● HOW TO COMPLETE THIS TASK: Wherever a line in the records contains the word "could", return that line.

● INPUT DATA:
▼

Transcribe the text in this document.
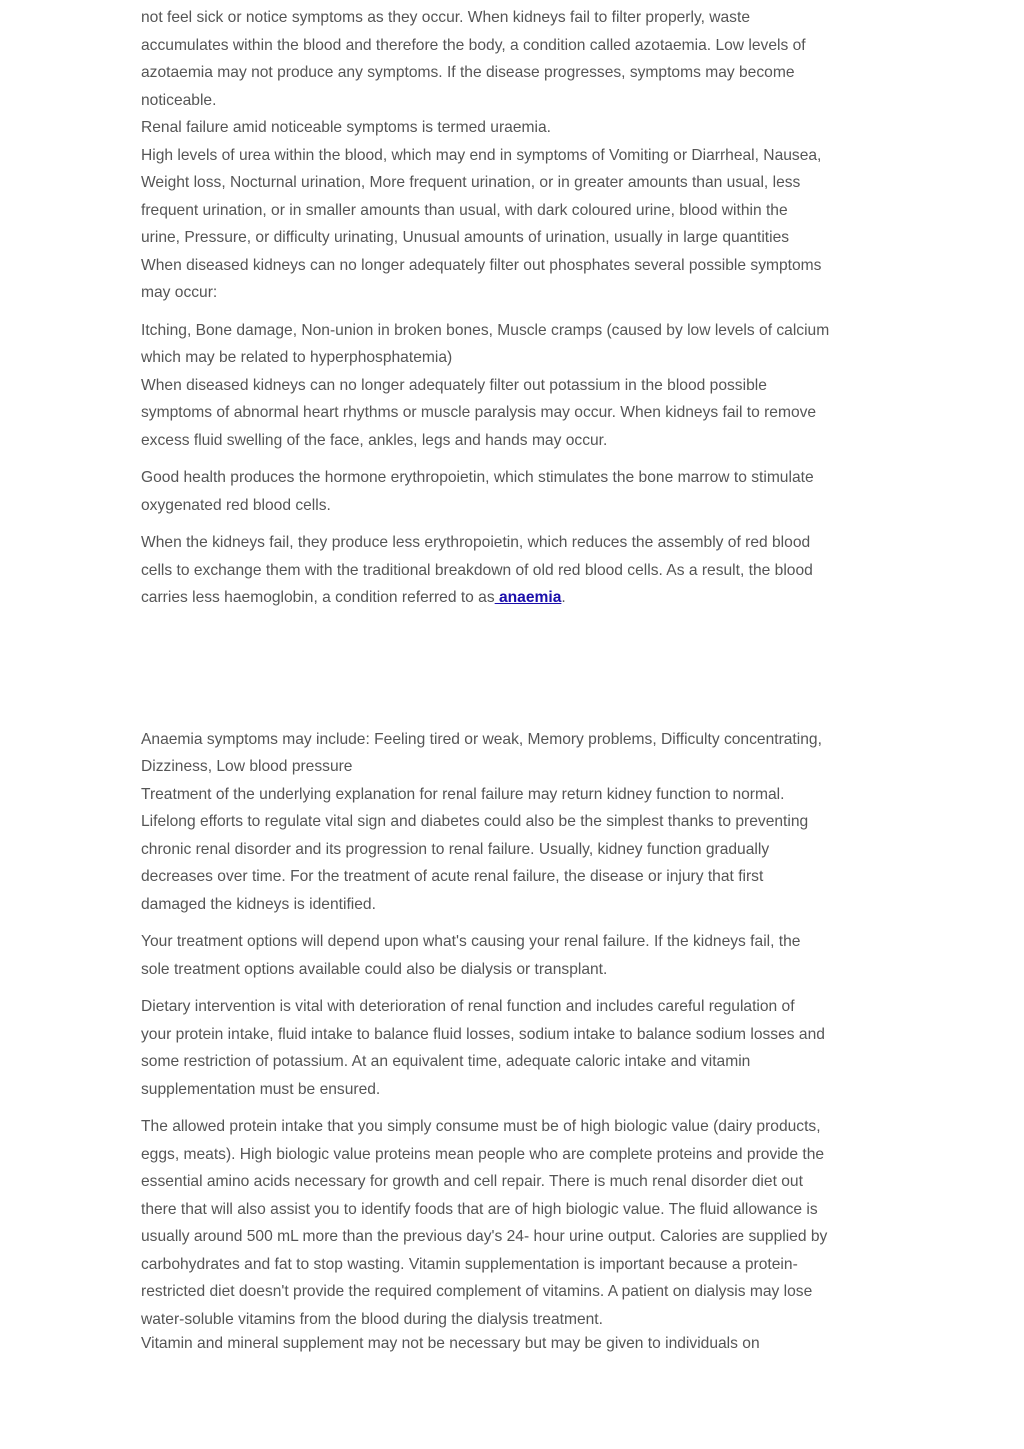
not feel sick or notice symptoms as they occur. When kidneys fail to filter properly, waste

accumulates within the blood and therefore the body, a condition called azotaemia. Low levels of

azotaemia may not produce any symptoms. If the disease progresses, symptoms may become

noticeable.

Renal failure amid noticeable symptoms is termed uraemia.

High levels of urea within the blood, which may end in symptoms of Vomiting or Diarrheal, Nausea,

Weight loss, Nocturnal urination, More frequent urination, or in greater amounts than usual, less

frequent urination, or in smaller amounts than usual, with dark coloured urine, blood within the

urine, Pressure, or difficulty urinating, Unusual amounts of urination, usually in large quantities

When diseased kidneys can no longer adequately filter out phosphates several possible symptoms

may occur:

Itching, Bone damage, Non-union in broken bones, Muscle cramps (caused by low levels of calcium

which may be related to hyperphosphatemia)

When diseased kidneys can no longer adequately filter out potassium in the blood possible

symptoms of abnormal heart rhythms or muscle paralysis may occur. When kidneys fail to remove

excess fluid swelling of the face, ankles, legs and hands may occur.

Good health produces the hormone erythropoietin, which stimulates the bone marrow to stimulate

oxygenated red blood cells.

When the kidneys fail, they produce less erythropoietin, which reduces the assembly of red blood

cells to exchange them with the traditional breakdown of old red blood cells. As a result, the blood

carries less haemoglobin, a condition referred to as anaemia.

Anaemia symptoms may include: Feeling tired or weak, Memory problems, Difficulty concentrating,

Dizziness, Low blood pressure

Treatment of the underlying explanation for renal failure may return kidney function to normal.

Lifelong efforts to regulate vital sign and diabetes could also be the simplest thanks to preventing

chronic renal disorder and its progression to renal failure. Usually, kidney function gradually

decreases over time. For the treatment of acute renal failure, the disease or injury that first

damaged the kidneys is identified.

Your treatment options will depend upon what's causing your renal failure. If the kidneys fail, the

sole treatment options available could also be dialysis or transplant.

Dietary intervention is vital with deterioration of renal function and includes careful regulation of

your protein intake, fluid intake to balance fluid losses, sodium intake to balance sodium losses and

some restriction of potassium. At an equivalent time, adequate caloric intake and vitamin

supplementation must be ensured.

The allowed protein intake that you simply consume must be of high biologic value (dairy products,

eggs, meats). High biologic value proteins mean people who are complete proteins and provide the

essential amino acids necessary for growth and cell repair. There is much renal disorder diet out

there that will also assist you to identify foods that are of high biologic value. The fluid allowance is

usually around 500 mL more than the previous day's 24- hour urine output. Calories are supplied by

carbohydrates and fat to stop wasting. Vitamin supplementation is important because a protein-

restricted diet doesn't provide the required complement of vitamins. A patient on dialysis may lose

water-soluble vitamins from the blood during the dialysis treatment.

Vitamin and mineral supplement may not be necessary but may be given to individuals on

▲

● TASK RESPONSE:
Lifelong efforts to regulate vital sign and diabetes could also be the simplest thanks to preventing
sole treatment options available could also be dialysis or transplant.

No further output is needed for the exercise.